## YOUR OBJECTIVE:
Scan the entries for the string "observed" and give the number of lines that have it, nothing further.

## Data records:
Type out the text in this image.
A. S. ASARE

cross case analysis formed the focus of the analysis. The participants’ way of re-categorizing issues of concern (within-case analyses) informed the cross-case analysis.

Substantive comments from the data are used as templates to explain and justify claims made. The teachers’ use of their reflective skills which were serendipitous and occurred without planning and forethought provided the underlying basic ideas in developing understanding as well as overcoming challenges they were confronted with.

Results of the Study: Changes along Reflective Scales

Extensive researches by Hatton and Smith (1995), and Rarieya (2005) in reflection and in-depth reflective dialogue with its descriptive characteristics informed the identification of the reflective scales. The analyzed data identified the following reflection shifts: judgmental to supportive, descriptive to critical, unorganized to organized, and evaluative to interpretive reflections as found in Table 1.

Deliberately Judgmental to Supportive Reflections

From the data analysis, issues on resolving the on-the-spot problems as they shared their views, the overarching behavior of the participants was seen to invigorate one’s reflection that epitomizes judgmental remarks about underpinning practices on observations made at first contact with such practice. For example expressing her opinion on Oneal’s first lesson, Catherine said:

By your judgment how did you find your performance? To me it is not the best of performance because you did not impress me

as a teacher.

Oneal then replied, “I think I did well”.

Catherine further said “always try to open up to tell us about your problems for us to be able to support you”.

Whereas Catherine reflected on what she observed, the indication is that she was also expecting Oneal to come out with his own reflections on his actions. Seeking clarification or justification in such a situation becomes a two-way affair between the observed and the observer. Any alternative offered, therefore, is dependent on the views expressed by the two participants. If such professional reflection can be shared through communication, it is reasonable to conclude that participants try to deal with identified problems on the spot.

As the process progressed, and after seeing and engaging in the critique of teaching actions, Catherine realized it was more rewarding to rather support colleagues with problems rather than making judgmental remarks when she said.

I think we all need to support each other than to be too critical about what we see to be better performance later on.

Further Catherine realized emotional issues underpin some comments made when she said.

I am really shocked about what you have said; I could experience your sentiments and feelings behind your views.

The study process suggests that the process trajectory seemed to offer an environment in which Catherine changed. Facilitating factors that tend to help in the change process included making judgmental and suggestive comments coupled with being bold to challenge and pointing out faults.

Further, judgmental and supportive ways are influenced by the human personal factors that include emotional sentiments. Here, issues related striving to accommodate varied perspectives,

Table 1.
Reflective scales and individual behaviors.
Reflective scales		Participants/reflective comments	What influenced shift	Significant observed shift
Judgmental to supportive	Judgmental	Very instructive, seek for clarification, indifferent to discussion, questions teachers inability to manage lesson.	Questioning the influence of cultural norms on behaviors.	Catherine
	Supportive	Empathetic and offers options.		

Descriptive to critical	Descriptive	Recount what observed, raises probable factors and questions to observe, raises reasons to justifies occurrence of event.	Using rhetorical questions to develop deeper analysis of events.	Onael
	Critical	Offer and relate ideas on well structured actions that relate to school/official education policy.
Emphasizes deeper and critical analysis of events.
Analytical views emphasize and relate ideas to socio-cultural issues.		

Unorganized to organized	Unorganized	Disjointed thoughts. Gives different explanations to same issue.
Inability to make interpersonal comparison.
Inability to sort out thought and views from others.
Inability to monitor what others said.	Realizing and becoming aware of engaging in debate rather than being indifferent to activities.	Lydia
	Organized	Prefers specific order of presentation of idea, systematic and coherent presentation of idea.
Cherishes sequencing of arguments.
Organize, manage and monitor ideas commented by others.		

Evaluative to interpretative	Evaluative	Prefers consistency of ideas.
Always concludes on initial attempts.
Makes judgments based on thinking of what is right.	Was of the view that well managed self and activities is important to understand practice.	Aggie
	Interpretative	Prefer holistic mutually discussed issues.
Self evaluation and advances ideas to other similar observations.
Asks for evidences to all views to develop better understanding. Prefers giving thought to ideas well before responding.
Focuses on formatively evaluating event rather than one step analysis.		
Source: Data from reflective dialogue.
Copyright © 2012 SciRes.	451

## ANSWER IN FULL:
3